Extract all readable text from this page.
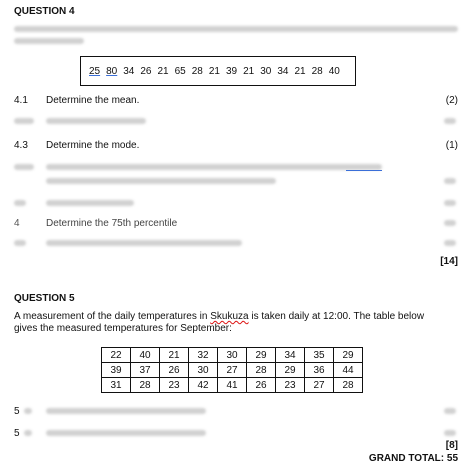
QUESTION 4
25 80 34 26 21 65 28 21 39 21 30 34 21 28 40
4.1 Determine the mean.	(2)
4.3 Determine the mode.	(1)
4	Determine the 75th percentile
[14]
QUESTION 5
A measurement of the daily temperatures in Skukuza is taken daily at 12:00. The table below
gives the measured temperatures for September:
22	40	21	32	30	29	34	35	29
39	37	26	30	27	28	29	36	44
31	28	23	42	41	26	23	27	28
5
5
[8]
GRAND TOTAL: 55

--

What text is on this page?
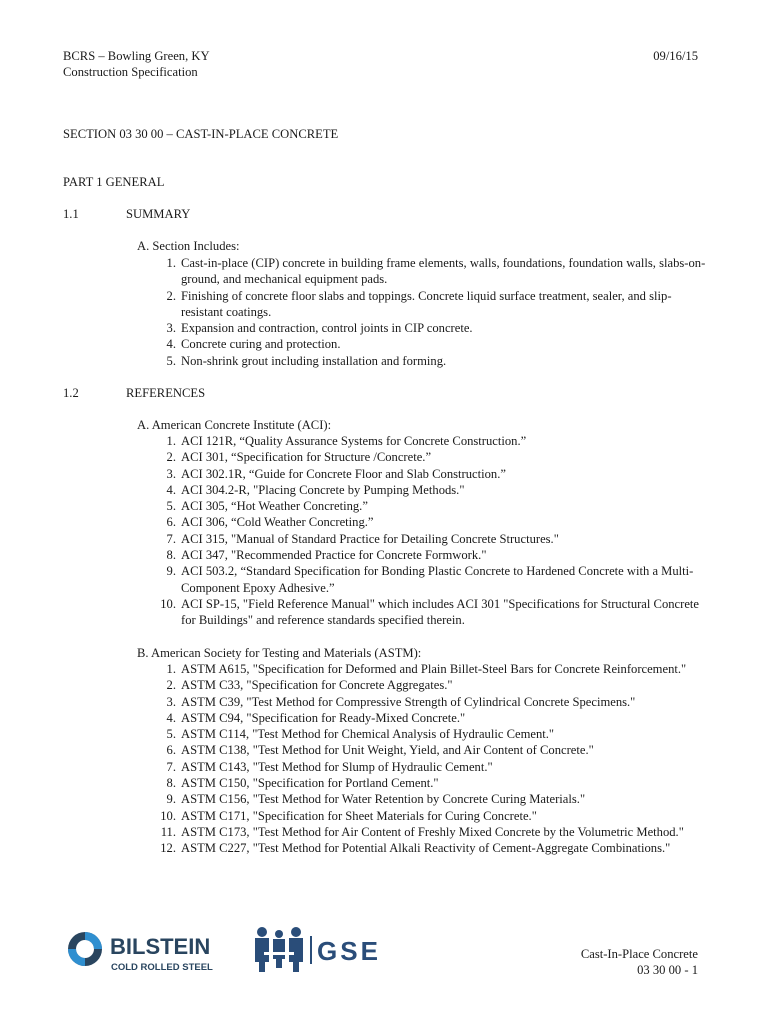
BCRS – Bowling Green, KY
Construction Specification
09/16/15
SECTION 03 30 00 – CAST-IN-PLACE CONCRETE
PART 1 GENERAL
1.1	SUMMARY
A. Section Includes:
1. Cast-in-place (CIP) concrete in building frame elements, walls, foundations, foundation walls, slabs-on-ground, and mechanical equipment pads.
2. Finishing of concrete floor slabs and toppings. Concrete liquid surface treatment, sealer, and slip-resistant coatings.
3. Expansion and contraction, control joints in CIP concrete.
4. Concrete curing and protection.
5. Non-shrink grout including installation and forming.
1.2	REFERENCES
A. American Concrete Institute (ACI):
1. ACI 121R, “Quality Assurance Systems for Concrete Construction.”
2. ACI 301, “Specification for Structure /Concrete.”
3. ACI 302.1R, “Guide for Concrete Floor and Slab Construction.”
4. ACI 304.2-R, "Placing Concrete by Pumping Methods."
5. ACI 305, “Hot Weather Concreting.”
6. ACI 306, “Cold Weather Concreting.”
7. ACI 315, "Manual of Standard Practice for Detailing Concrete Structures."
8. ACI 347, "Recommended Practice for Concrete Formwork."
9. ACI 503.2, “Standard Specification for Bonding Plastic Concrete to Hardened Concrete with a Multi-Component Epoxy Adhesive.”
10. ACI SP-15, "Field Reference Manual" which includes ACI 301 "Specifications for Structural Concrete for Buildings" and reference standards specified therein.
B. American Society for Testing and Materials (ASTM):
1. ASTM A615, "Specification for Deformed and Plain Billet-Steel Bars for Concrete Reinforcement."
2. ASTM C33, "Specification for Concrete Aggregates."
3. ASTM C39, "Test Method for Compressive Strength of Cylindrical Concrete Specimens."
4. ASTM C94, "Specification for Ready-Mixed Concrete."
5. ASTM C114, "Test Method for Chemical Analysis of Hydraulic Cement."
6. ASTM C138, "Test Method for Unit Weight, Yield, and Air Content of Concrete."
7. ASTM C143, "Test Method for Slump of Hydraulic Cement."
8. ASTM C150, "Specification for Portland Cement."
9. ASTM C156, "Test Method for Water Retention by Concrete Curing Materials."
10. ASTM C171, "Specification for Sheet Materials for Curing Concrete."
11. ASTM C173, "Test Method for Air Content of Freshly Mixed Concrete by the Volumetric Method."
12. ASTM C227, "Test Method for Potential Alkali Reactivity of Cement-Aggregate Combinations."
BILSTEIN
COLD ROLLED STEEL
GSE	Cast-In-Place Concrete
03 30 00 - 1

### Challenge
Establish how many lines of the material above hold the word "text". Nothing but the count should be returned.

### Full output
2